Recorded data
[BEGIN]

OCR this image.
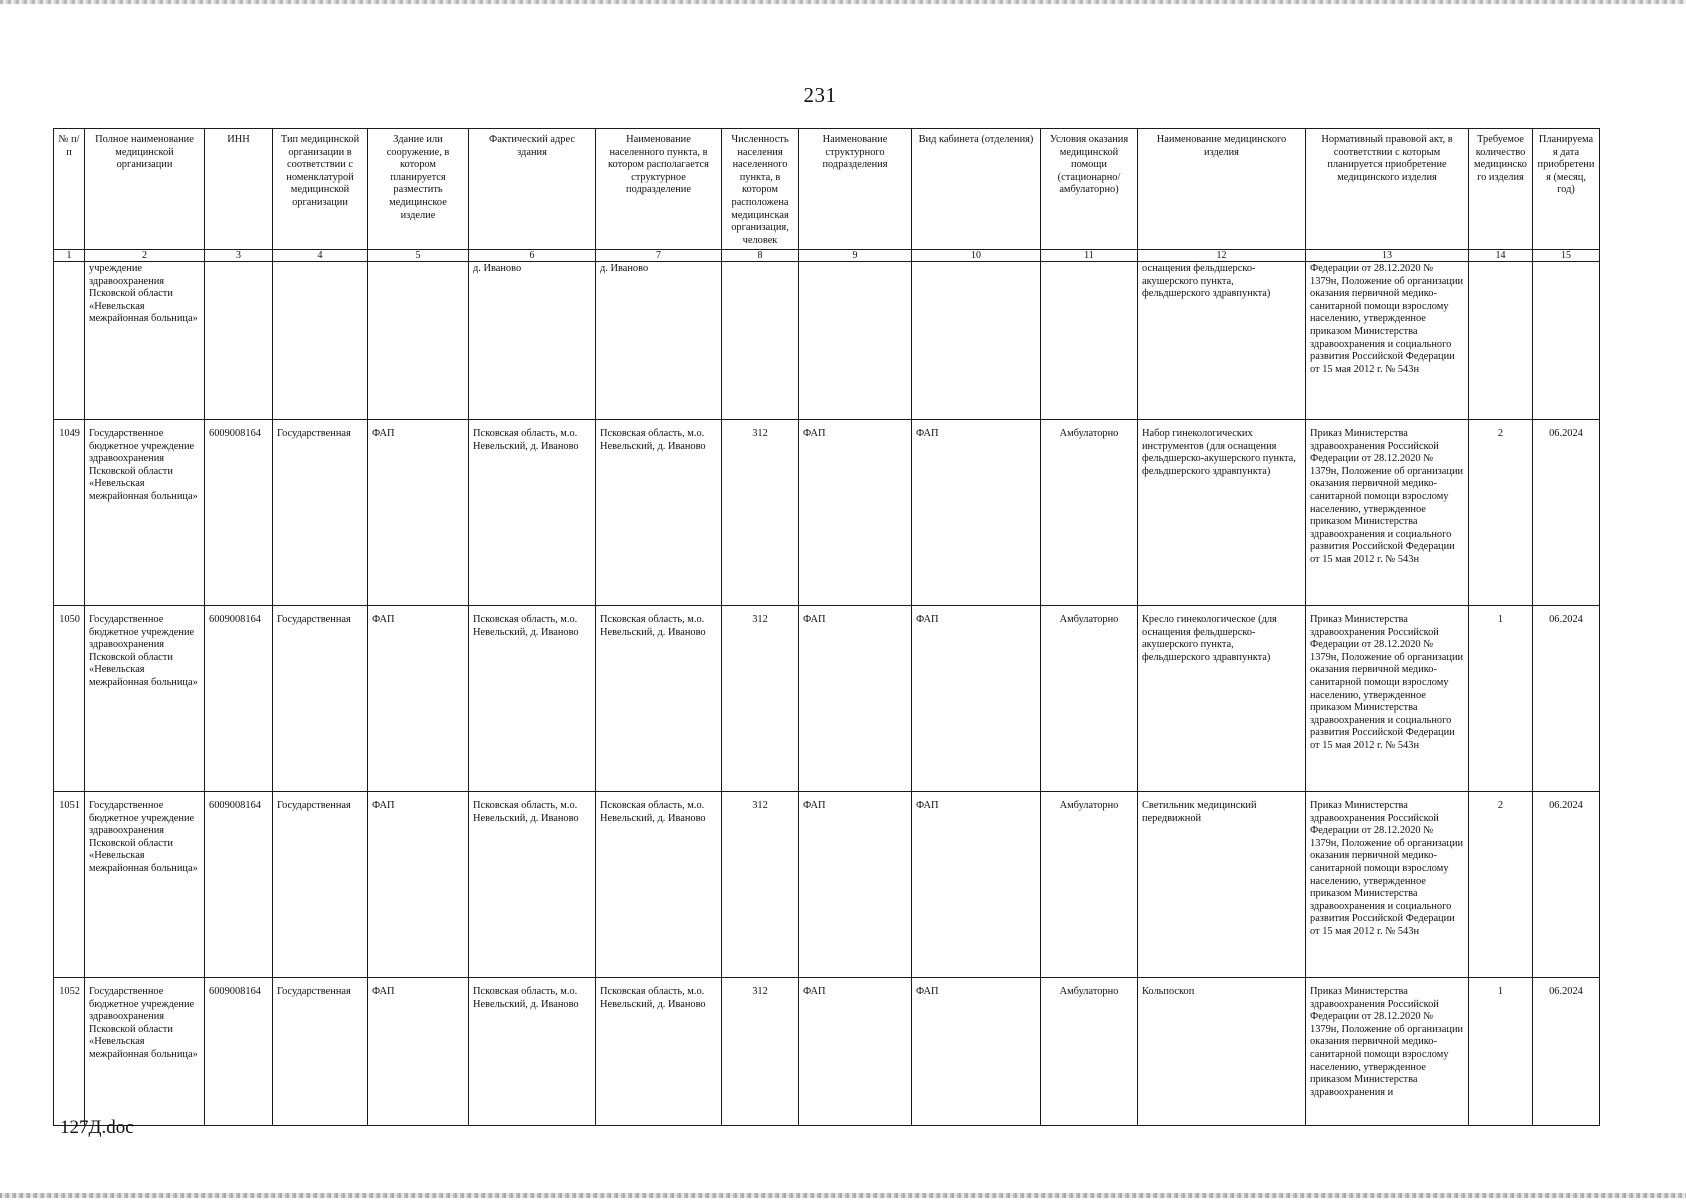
231
№ п/п	Полное наименование медицинской организации	ИНН	Тип медицинской организации в соответствии с номенклатурой медицинской организации	Здание или сооружение, в котором планируется разместить медицинское изделие	Фактический адрес здания	Наименование населенного пункта, в котором располагается структурное подразделение	Численность населения населенного пункта, в котором расположена медицинская организация, человек	Наименование структурного подразделения	Вид кабинета (отделения)	Условия оказания медицинской помощи (стационарно/ амбулаторно)	Наименование медицинского изделия	Нормативный правовой акт, в соответствии с которым планируется приобретение медицинского изделия	Требуемое количество медицинского изделия	Планируемая дата приобретения (месяц, год)
1	2	3	4	5	6	7	8	9	10	11	12	13	14	15
	учреждение здравоохранения Псковской области «Невельская межрайонная больница»				д. Иваново	д. Иваново					оснащения фельдшерско-акушерского пункта, фельдшерского здравпункта)	Федерации от 28.12.2020 № 1379н, Положение об организации оказания первичной медико-санитарной помощи взрослому населению, утвержденное приказом Министерства здравоохранения и социального развития Российской Федерации от 15 мая 2012 г. № 543н		
1049	Государственное бюджетное учреждение здравоохранения Псковской области «Невельская межрайонная больница»	6009008164	Государственная	ФАП	Псковская область, м.о. Невельский, д. Иваново	Псковская область, м.о. Невельский, д. Иваново	312	ФАП	ФАП	Амбулаторно	Набор гинекологических инструментов (для оснащения фельдшерско-акушерского пункта, фельдшерского здравпункта)	Приказ Министерства здравоохранения Российской Федерации от 28.12.2020 № 1379н, Положение об организации оказания первичной медико-санитарной помощи взрослому населению, утвержденное приказом Министерства здравоохранения и социального развития Российской Федерации от 15 мая 2012 г. № 543н	2	06.2024
1050	Государственное бюджетное учреждение здравоохранения Псковской области «Невельская межрайонная больница»	6009008164	Государственная	ФАП	Псковская область, м.о. Невельский, д. Иваново	Псковская область, м.о. Невельский, д. Иваново	312	ФАП	ФАП	Амбулаторно	Кресло гинекологическое (для оснащения фельдшерско-акушерского пункта, фельдшерского здравпункта)	Приказ Министерства здравоохранения Российской Федерации от 28.12.2020 № 1379н, Положение об организации оказания первичной медико-санитарной помощи взрослому населению, утвержденное приказом Министерства здравоохранения и социального развития Российской Федерации от 15 мая 2012 г. № 543н	1	06.2024
1051	Государственное бюджетное учреждение здравоохранения Псковской области «Невельская межрайонная больница»	6009008164	Государственная	ФАП	Псковская область, м.о. Невельский, д. Иваново	Псковская область, м.о. Невельский, д. Иваново	312	ФАП	ФАП	Амбулаторно	Светильник медицинский передвижной	Приказ Министерства здравоохранения Российской Федерации от 28.12.2020 № 1379н, Положение об организации оказания первичной медико-санитарной помощи взрослому населению, утвержденное приказом Министерства здравоохранения и социального развития Российской Федерации от 15 мая 2012 г. № 543н	2	06.2024
1052	Государственное бюджетное учреждение здравоохранения Псковской области «Невельская межрайонная больница»	6009008164	Государственная	ФАП	Псковская область, м.о. Невельский, д. Иваново	Псковская область, м.о. Невельский, д. Иваново	312	ФАП	ФАП	Амбулаторно	Кольпоскоп	Приказ Министерства здравоохранения Российской Федерации от 28.12.2020 № 1379н, Положение об организации оказания первичной медико-санитарной помощи взрослому населению, утвержденное приказом Министерства здравоохранения и	1	06.2024
127Д.doc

[END]

Task instructions
Lines that hold the word "оснащения" are the ones to return, every one of them.

Answer to the exercise
	учреждение здравоохранения Псковской области «Невельская межрайонная больница»				д. Иваново	д. Иваново					оснащения фельдшерско-акушерского пункта, фельдшерского здравпункта)	Федерации от 28.12.2020 № 1379н, Положение об организации оказания первичной медико-санитарной помощи взрослому населению, утвержденное приказом Министерства здравоохранения и социального развития Российской Федерации от 15 мая 2012 г. № 543н		
1049	Государственное бюджетное учреждение здравоохранения Псковской области «Невельская межрайонная больница»	6009008164	Государственная	ФАП	Псковская область, м.о. Невельский, д. Иваново	Псковская область, м.о. Невельский, д. Иваново	312	ФАП	ФАП	Амбулаторно	Набор гинекологических инструментов (для оснащения фельдшерско-акушерского пункта, фельдшерского здравпункта)	Приказ Министерства здравоохранения Российской Федерации от 28.12.2020 № 1379н, Положение об организации оказания первичной медико-санитарной помощи взрослому населению, утвержденное приказом Министерства здравоохранения и социального развития Российской Федерации от 15 мая 2012 г. № 543н	2	06.2024
1050	Государственное бюджетное учреждение здравоохранения Псковской области «Невельская межрайонная больница»	6009008164	Государственная	ФАП	Псковская область, м.о. Невельский, д. Иваново	Псковская область, м.о. Невельский, д. Иваново	312	ФАП	ФАП	Амбулаторно	Кресло гинекологическое (для оснащения фельдшерско-акушерского пункта, фельдшерского здравпункта)	Приказ Министерства здравоохранения Российской Федерации от 28.12.2020 № 1379н, Положение об организации оказания первичной медико-санитарной помощи взрослому населению, утвержденное приказом Министерства здравоохранения и социального развития Российской Федерации от 15 мая 2012 г. № 543н	1	06.2024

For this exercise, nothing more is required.